Start of Provided data

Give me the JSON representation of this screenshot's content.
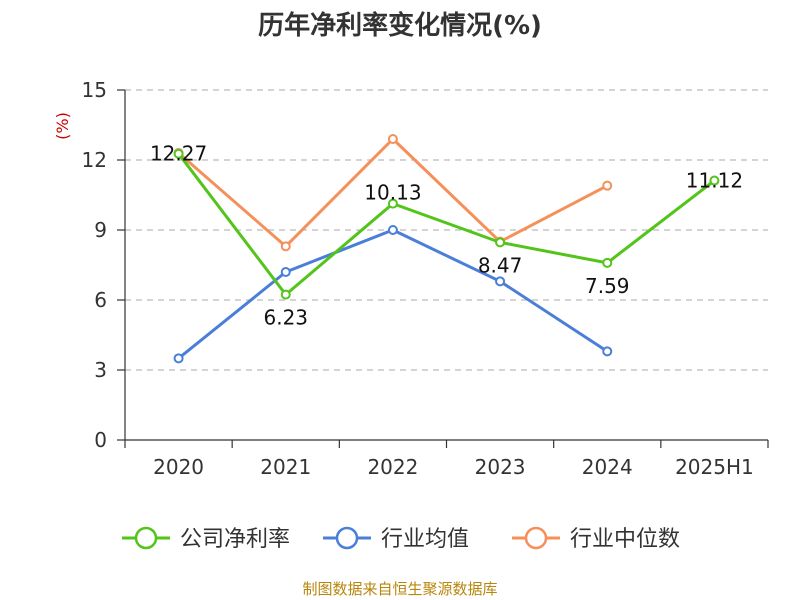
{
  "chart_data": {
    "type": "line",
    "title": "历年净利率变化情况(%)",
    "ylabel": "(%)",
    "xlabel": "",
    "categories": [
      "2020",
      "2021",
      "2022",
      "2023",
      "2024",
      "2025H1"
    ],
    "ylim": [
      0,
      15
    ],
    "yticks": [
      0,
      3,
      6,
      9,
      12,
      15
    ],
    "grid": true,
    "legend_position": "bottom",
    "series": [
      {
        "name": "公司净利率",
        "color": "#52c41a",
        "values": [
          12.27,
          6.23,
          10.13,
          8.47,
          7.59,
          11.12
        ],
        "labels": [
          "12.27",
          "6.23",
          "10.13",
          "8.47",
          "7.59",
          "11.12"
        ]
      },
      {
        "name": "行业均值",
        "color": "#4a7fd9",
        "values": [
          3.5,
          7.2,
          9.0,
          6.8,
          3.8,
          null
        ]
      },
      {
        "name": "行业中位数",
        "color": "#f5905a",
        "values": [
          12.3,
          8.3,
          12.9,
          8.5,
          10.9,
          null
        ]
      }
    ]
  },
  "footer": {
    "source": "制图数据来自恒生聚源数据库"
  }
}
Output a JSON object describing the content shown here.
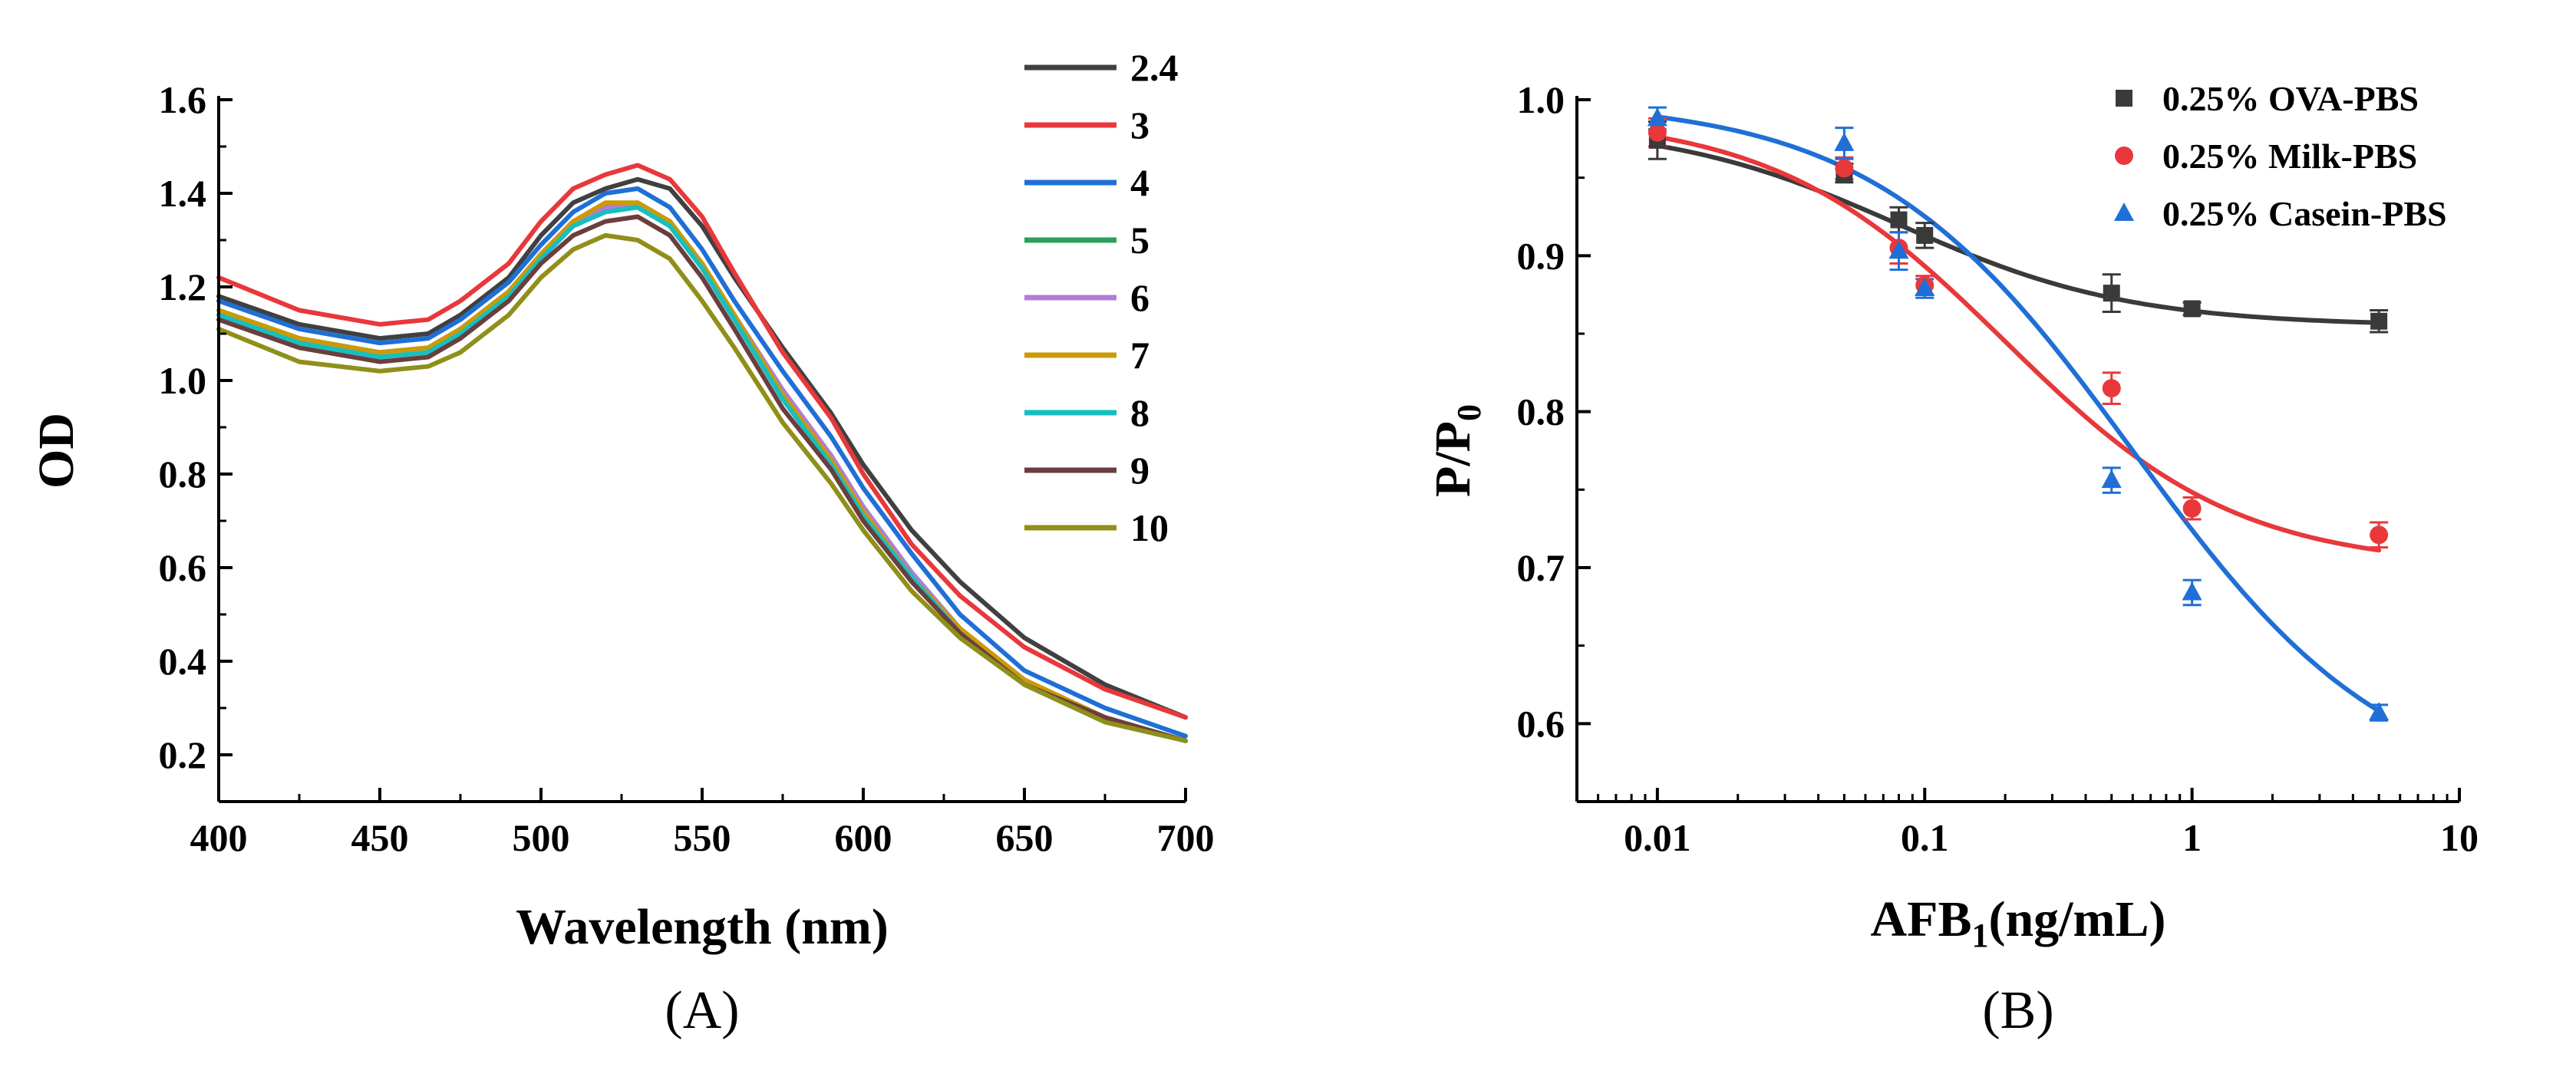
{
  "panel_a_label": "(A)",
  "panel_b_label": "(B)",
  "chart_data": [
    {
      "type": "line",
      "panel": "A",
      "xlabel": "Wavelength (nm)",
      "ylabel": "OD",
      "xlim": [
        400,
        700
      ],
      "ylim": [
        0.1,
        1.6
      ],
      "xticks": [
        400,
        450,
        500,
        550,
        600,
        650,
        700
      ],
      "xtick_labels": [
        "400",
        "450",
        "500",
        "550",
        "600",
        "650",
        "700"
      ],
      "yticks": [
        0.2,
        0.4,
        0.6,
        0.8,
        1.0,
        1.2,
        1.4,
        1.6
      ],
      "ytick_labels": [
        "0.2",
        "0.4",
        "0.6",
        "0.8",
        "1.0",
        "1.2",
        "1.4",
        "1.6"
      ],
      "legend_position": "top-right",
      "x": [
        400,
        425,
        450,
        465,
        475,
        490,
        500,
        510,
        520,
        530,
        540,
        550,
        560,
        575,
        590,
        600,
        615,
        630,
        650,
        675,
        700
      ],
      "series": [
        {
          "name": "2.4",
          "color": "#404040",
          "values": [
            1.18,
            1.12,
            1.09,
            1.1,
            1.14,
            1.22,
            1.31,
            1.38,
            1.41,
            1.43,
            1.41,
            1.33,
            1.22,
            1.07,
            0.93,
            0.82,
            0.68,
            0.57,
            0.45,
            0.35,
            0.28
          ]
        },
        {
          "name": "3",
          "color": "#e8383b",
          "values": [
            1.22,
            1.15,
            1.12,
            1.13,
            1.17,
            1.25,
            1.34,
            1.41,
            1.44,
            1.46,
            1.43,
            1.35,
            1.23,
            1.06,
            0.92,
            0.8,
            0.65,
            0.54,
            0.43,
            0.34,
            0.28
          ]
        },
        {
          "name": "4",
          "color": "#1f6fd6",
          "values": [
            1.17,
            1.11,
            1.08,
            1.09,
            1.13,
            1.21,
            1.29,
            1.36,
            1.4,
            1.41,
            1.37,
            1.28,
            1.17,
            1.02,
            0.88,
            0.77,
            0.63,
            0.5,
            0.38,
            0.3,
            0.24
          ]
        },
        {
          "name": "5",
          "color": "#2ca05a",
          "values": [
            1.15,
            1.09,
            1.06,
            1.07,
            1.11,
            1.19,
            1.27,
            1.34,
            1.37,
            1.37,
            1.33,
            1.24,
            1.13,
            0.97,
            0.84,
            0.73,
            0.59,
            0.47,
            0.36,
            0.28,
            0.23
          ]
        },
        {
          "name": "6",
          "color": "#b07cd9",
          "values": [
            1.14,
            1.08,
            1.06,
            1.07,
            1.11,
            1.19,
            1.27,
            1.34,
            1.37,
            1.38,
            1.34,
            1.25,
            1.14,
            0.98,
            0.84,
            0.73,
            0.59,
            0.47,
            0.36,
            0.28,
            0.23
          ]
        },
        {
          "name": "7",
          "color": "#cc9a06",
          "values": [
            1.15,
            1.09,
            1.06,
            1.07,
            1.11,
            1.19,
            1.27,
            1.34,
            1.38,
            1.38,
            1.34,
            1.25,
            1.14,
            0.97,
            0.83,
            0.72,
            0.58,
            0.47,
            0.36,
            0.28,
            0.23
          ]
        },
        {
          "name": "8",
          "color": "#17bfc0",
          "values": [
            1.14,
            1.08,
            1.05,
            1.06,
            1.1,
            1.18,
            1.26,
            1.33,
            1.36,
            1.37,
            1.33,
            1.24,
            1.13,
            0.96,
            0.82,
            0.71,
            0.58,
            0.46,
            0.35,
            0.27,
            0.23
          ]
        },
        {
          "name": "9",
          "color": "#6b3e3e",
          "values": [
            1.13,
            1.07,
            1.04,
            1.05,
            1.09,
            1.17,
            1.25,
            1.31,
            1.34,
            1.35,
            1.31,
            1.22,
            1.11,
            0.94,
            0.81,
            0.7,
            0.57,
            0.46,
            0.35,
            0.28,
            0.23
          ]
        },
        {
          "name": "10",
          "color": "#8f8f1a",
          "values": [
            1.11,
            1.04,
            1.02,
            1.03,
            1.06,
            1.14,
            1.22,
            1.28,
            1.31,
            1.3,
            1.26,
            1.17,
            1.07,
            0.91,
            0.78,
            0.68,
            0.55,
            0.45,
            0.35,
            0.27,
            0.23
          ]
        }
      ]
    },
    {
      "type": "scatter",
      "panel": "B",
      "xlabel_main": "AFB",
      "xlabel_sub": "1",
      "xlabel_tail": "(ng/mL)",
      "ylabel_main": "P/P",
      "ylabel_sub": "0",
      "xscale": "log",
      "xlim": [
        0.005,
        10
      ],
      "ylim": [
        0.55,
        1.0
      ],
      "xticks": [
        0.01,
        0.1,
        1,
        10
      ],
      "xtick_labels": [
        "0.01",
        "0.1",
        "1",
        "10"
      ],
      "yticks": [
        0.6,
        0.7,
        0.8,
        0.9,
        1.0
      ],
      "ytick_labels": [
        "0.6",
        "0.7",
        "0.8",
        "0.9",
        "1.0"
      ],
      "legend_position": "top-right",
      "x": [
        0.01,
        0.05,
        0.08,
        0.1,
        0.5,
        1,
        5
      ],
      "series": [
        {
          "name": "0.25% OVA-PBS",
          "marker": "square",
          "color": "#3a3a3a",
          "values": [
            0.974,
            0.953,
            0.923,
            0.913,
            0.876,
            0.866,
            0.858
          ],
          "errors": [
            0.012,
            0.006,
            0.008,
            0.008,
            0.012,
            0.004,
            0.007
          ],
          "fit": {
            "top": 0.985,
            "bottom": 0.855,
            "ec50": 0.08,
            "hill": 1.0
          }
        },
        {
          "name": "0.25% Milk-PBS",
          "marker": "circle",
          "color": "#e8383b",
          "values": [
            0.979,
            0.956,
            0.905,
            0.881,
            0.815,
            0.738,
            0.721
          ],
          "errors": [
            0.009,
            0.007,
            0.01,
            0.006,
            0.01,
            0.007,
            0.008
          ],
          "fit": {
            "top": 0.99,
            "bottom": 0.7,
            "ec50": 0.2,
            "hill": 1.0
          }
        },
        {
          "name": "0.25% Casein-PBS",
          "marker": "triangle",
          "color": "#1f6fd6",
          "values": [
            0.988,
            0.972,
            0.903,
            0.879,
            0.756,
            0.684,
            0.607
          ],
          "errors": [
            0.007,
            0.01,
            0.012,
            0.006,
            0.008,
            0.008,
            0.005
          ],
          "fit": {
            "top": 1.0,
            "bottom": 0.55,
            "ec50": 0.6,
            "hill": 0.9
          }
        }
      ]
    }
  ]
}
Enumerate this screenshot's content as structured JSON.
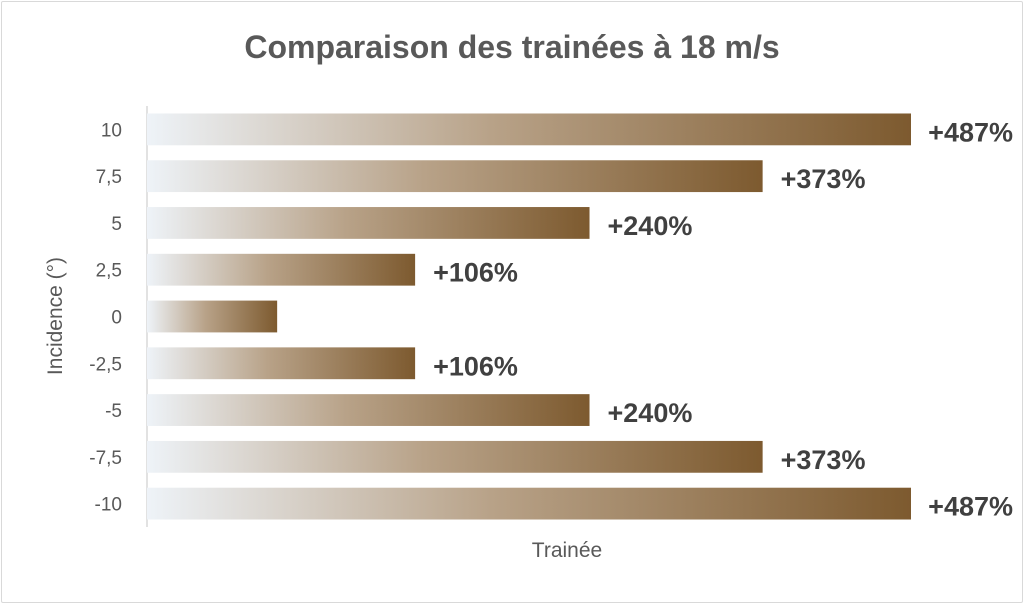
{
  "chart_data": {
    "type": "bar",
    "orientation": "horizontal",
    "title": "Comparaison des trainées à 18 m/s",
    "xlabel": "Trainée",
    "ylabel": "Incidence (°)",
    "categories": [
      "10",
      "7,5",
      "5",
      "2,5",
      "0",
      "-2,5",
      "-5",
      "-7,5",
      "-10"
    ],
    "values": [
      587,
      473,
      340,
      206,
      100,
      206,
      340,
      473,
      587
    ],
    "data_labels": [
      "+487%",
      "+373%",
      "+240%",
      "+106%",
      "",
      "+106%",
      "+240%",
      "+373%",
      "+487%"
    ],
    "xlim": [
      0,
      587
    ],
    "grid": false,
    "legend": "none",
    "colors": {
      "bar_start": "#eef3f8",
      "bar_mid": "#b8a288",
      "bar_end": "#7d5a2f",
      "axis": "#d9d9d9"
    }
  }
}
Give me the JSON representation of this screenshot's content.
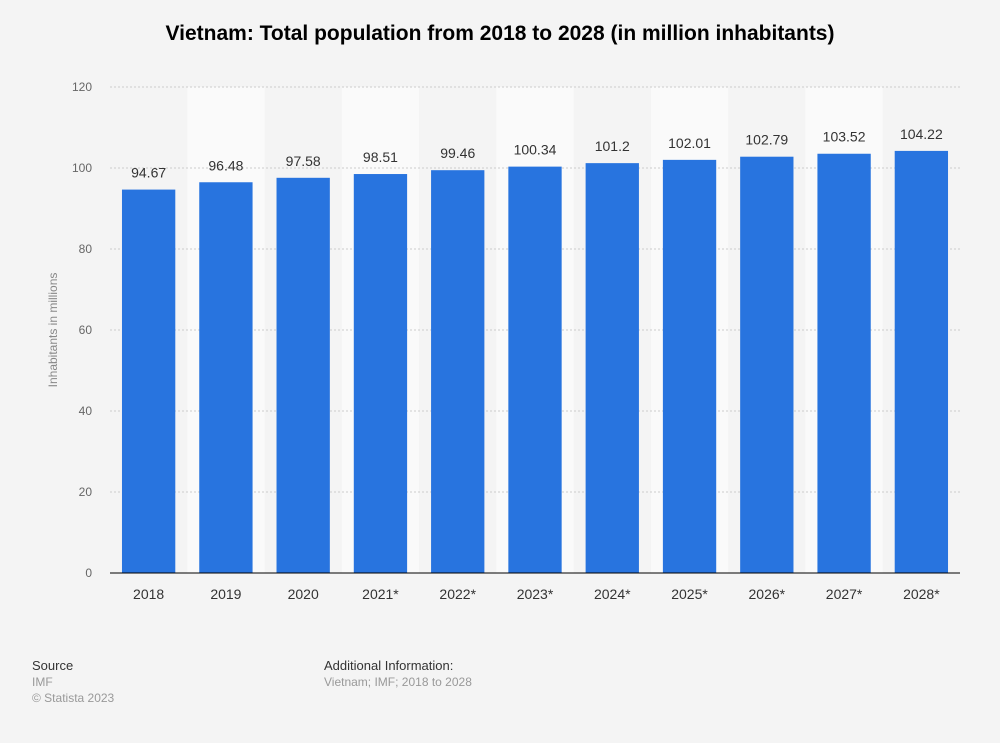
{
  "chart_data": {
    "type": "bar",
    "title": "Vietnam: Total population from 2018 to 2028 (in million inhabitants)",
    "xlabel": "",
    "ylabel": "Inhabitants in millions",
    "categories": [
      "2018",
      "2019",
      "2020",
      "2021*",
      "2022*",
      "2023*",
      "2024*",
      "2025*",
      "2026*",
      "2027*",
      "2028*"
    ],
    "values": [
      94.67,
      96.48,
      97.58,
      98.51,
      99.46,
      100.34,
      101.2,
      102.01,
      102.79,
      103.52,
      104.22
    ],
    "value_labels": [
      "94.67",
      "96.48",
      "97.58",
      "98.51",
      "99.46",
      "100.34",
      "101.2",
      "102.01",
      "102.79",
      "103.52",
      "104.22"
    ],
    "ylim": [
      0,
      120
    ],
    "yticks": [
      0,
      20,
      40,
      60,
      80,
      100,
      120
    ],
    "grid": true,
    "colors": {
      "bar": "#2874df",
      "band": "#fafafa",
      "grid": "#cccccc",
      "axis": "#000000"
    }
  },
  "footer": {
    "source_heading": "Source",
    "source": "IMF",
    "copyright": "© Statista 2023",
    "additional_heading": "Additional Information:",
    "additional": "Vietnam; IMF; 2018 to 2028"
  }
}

End of Provided data

▸ Task objective: Gather each line from the listing above that holds "title".

▸ Output below:
    "title": "历年净利率变化情况(%)",
    "title": "Comparaison des trainées à 18 m/s",
    "title": "Vietnam: Total population from 2018 to 2028 (in million inhabitants)",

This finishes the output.